Written instruction.
Reproduce all of the listing below without alteration.

Input.
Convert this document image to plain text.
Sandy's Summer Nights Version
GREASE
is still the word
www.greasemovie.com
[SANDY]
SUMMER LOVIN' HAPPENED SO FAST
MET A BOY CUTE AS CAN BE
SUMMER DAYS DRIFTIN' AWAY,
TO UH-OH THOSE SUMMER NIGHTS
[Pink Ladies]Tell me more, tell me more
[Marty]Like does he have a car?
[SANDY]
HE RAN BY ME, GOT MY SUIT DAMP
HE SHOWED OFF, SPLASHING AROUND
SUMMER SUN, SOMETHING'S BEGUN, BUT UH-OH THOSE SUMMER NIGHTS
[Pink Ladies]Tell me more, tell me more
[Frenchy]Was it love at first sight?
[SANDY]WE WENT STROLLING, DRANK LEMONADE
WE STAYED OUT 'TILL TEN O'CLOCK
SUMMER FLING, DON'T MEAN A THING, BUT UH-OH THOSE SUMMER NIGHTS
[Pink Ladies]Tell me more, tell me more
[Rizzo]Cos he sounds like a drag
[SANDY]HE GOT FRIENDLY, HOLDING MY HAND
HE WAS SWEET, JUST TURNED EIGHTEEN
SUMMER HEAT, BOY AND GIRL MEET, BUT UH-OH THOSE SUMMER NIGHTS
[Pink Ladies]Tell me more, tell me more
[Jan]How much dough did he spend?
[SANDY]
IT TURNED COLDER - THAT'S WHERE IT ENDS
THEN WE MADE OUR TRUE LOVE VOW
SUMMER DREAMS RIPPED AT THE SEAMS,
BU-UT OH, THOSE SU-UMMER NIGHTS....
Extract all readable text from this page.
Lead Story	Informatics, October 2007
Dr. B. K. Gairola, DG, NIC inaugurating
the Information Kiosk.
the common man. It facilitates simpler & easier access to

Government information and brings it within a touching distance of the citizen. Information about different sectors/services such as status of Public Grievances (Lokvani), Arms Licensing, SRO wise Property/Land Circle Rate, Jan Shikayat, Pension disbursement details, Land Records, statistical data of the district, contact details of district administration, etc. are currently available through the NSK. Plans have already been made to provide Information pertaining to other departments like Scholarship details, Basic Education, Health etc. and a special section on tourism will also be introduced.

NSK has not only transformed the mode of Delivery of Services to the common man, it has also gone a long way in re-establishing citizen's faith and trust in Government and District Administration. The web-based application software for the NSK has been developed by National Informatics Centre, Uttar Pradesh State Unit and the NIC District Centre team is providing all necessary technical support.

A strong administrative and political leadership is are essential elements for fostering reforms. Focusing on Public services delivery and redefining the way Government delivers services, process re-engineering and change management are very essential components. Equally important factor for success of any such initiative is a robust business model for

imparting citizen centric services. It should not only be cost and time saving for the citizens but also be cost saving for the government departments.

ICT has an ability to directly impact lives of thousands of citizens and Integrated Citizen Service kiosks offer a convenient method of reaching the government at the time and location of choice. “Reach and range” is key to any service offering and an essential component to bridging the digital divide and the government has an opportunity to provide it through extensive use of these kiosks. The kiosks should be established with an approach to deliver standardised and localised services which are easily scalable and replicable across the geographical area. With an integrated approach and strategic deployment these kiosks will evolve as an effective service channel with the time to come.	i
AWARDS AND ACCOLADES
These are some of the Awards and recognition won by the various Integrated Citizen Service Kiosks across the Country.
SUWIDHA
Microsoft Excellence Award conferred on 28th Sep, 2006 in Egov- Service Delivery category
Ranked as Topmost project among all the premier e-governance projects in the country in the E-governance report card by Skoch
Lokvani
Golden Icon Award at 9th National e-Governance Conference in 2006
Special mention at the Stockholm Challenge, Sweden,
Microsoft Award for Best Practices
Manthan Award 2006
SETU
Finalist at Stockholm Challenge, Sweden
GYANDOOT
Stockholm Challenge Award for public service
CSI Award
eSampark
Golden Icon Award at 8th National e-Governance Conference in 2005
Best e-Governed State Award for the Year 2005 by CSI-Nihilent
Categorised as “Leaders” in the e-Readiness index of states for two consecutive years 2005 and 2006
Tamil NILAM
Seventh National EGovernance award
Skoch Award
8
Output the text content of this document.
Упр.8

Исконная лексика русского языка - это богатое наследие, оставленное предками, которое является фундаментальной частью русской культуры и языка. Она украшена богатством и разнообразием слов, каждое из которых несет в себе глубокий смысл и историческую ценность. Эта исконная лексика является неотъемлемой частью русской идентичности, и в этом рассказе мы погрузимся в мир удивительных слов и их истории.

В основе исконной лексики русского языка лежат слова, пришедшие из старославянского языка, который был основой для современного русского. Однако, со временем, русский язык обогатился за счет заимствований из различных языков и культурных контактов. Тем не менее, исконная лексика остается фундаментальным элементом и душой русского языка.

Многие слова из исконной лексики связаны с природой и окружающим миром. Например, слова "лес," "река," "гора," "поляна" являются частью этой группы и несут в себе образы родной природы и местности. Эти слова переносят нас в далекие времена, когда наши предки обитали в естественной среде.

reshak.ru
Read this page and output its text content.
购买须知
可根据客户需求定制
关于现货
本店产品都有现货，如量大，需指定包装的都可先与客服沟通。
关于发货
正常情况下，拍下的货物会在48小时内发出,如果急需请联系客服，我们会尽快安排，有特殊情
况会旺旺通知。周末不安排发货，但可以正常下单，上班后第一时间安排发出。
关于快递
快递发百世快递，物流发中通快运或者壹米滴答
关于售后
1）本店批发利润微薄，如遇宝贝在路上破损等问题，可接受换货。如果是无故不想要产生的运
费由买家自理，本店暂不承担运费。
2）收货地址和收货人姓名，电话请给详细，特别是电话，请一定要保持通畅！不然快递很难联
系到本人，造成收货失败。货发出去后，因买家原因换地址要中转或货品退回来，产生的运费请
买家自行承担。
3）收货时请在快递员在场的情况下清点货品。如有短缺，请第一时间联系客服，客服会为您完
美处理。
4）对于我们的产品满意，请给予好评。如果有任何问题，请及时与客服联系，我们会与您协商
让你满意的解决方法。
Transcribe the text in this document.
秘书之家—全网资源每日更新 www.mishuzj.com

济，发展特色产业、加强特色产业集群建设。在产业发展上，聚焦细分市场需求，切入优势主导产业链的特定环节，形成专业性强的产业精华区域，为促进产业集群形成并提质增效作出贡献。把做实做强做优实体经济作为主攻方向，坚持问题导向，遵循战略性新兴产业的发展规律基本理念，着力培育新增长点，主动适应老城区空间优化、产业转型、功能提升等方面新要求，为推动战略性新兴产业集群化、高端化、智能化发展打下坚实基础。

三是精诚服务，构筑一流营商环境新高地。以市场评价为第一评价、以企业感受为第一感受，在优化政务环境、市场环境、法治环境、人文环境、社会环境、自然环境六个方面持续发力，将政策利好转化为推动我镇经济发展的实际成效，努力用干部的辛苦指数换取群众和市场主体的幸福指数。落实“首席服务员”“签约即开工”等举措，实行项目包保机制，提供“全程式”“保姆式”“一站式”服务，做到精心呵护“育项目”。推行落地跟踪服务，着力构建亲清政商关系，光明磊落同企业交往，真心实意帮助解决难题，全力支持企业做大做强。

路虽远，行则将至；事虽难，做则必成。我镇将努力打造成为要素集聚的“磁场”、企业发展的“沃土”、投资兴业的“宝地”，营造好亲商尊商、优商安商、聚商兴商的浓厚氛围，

Task solution.
Convert this document image to plain text.
Sandy's Summer Nights Version
GREASE
is still the word
www.greasemovie.com
[SANDY]
SUMMER LOVIN' HAPPENED SO FAST
MET A BOY CUTE AS CAN BE
SUMMER DAYS DRIFTIN' AWAY,
TO UH-OH THOSE SUMMER NIGHTS
[Pink Ladies]Tell me more, tell me more
[Marty]Like does he have a car?
[SANDY]
HE RAN BY ME, GOT MY SUIT DAMP
HE SHOWED OFF, SPLASHING AROUND
SUMMER SUN, SOMETHING'S BEGUN, BUT UH-OH THOSE SUMMER NIGHTS
[Pink Ladies]Tell me more, tell me more
[Frenchy]Was it love at first sight?
[SANDY]WE WENT STROLLING, DRANK LEMONADE
WE STAYED OUT 'TILL TEN O'CLOCK
SUMMER FLING, DON'T MEAN A THING, BUT UH-OH THOSE SUMMER NIGHTS
[Pink Ladies]Tell me more, tell me more
[Rizzo]Cos he sounds like a drag
[SANDY]HE GOT FRIENDLY, HOLDING MY HAND
HE WAS SWEET, JUST TURNED EIGHTEEN
SUMMER HEAT, BOY AND GIRL MEET, BUT UH-OH THOSE SUMMER NIGHTS
[Pink Ladies]Tell me more, tell me more
[Jan]How much dough did he spend?
[SANDY]
IT TURNED COLDER - THAT'S WHERE IT ENDS
THEN WE MADE OUR TRUE LOVE VOW
SUMMER DREAMS RIPPED AT THE SEAMS,
BU-UT OH, THOSE SU-UMMER NIGHTS....
Extract all readable text from this page.
Lead Story	Informatics, October 2007
Dr. B. K. Gairola, DG, NIC inaugurating
the Information Kiosk.
the common man. It facilitates simpler & easier access to

Government information and brings it within a touching distance of the citizen. Information about different sectors/services such as status of Public Grievances (Lokvani), Arms Licensing, SRO wise Property/Land Circle Rate, Jan Shikayat, Pension disbursement details, Land Records, statistical data of the district, contact details of district administration, etc. are currently available through the NSK. Plans have already been made to provide Information pertaining to other departments like Scholarship details, Basic Education, Health etc. and a special section on tourism will also be introduced.

NSK has not only transformed the mode of Delivery of Services to the common man, it has also gone a long way in re-establishing citizen's faith and trust in Government and District Administration. The web-based application software for the NSK has been developed by National Informatics Centre, Uttar Pradesh State Unit and the NIC District Centre team is providing all necessary technical support.

A strong administrative and political leadership is are essential elements for fostering reforms. Focusing on Public services delivery and redefining the way Government delivers services, process re-engineering and change management are very essential components. Equally important factor for success of any such initiative is a robust business model for

imparting citizen centric services. It should not only be cost and time saving for the citizens but also be cost saving for the government departments.

ICT has an ability to directly impact lives of thousands of citizens and Integrated Citizen Service kiosks offer a convenient method of reaching the government at the time and location of choice. “Reach and range” is key to any service offering and an essential component to bridging the digital divide and the government has an opportunity to provide it through extensive use of these kiosks. The kiosks should be established with an approach to deliver standardised and localised services which are easily scalable and replicable across the geographical area. With an integrated approach and strategic deployment these kiosks will evolve as an effective service channel with the time to come.	i
AWARDS AND ACCOLADES
These are some of the Awards and recognition won by the various Integrated Citizen Service Kiosks across the Country.
SUWIDHA
Microsoft Excellence Award conferred on 28th Sep, 2006 in Egov- Service Delivery category
Ranked as Topmost project among all the premier e-governance projects in the country in the E-governance report card by Skoch
Lokvani
Golden Icon Award at 9th National e-Governance Conference in 2006
Special mention at the Stockholm Challenge, Sweden,
Microsoft Award for Best Practices
Manthan Award 2006
SETU
Finalist at Stockholm Challenge, Sweden
GYANDOOT
Stockholm Challenge Award for public service
CSI Award
eSampark
Golden Icon Award at 8th National e-Governance Conference in 2005
Best e-Governed State Award for the Year 2005 by CSI-Nihilent
Categorised as “Leaders” in the e-Readiness index of states for two consecutive years 2005 and 2006
Tamil NILAM
Seventh National EGovernance award
Skoch Award
8
Output the text content of this document.
Упр.8

Исконная лексика русского языка - это богатое наследие, оставленное предками, которое является фундаментальной частью русской культуры и языка. Она украшена богатством и разнообразием слов, каждое из которых несет в себе глубокий смысл и историческую ценность. Эта исконная лексика является неотъемлемой частью русской идентичности, и в этом рассказе мы погрузимся в мир удивительных слов и их истории.

В основе исконной лексики русского языка лежат слова, пришедшие из старославянского языка, который был основой для современного русского. Однако, со временем, русский язык обогатился за счет заимствований из различных языков и культурных контактов. Тем не менее, исконная лексика остается фундаментальным элементом и душой русского языка.

Многие слова из исконной лексики связаны с природой и окружающим миром. Например, слова "лес," "река," "гора," "поляна" являются частью этой группы и несут в себе образы родной природы и местности. Эти слова переносят нас в далекие времена, когда наши предки обитали в естественной среде.

reshak.ru
Read this page and output its text content.
购买须知
可根据客户需求定制
关于现货
本店产品都有现货，如量大，需指定包装的都可先与客服沟通。
关于发货
正常情况下，拍下的货物会在48小时内发出,如果急需请联系客服，我们会尽快安排，有特殊情
况会旺旺通知。周末不安排发货，但可以正常下单，上班后第一时间安排发出。
关于快递
快递发百世快递，物流发中通快运或者壹米滴答
关于售后
1）本店批发利润微薄，如遇宝贝在路上破损等问题，可接受换货。如果是无故不想要产生的运
费由买家自理，本店暂不承担运费。
2）收货地址和收货人姓名，电话请给详细，特别是电话，请一定要保持通畅！不然快递很难联
系到本人，造成收货失败。货发出去后，因买家原因换地址要中转或货品退回来，产生的运费请
买家自行承担。
3）收货时请在快递员在场的情况下清点货品。如有短缺，请第一时间联系客服，客服会为您完
美处理。
4）对于我们的产品满意，请给予好评。如果有任何问题，请及时与客服联系，我们会与您协商
让你满意的解决方法。
Transcribe the text in this document.
秘书之家—全网资源每日更新 www.mishuzj.com

济，发展特色产业、加强特色产业集群建设。在产业发展上，聚焦细分市场需求，切入优势主导产业链的特定环节，形成专业性强的产业精华区域，为促进产业集群形成并提质增效作出贡献。把做实做强做优实体经济作为主攻方向，坚持问题导向，遵循战略性新兴产业的发展规律基本理念，着力培育新增长点，主动适应老城区空间优化、产业转型、功能提升等方面新要求，为推动战略性新兴产业集群化、高端化、智能化发展打下坚实基础。

三是精诚服务，构筑一流营商环境新高地。以市场评价为第一评价、以企业感受为第一感受，在优化政务环境、市场环境、法治环境、人文环境、社会环境、自然环境六个方面持续发力，将政策利好转化为推动我镇经济发展的实际成效，努力用干部的辛苦指数换取群众和市场主体的幸福指数。落实“首席服务员”“签约即开工”等举措，实行项目包保机制，提供“全程式”“保姆式”“一站式”服务，做到精心呵护“育项目”。推行落地跟踪服务，着力构建亲清政商关系，光明磊落同企业交往，真心实意帮助解决难题，全力支持企业做大做强。

路虽远，行则将至；事虽难，做则必成。我镇将努力打造成为要素集聚的“磁场”、企业发展的“沃土”、投资兴业的“宝地”，营造好亲商尊商、优商安商、聚商兴商的浓厚氛围，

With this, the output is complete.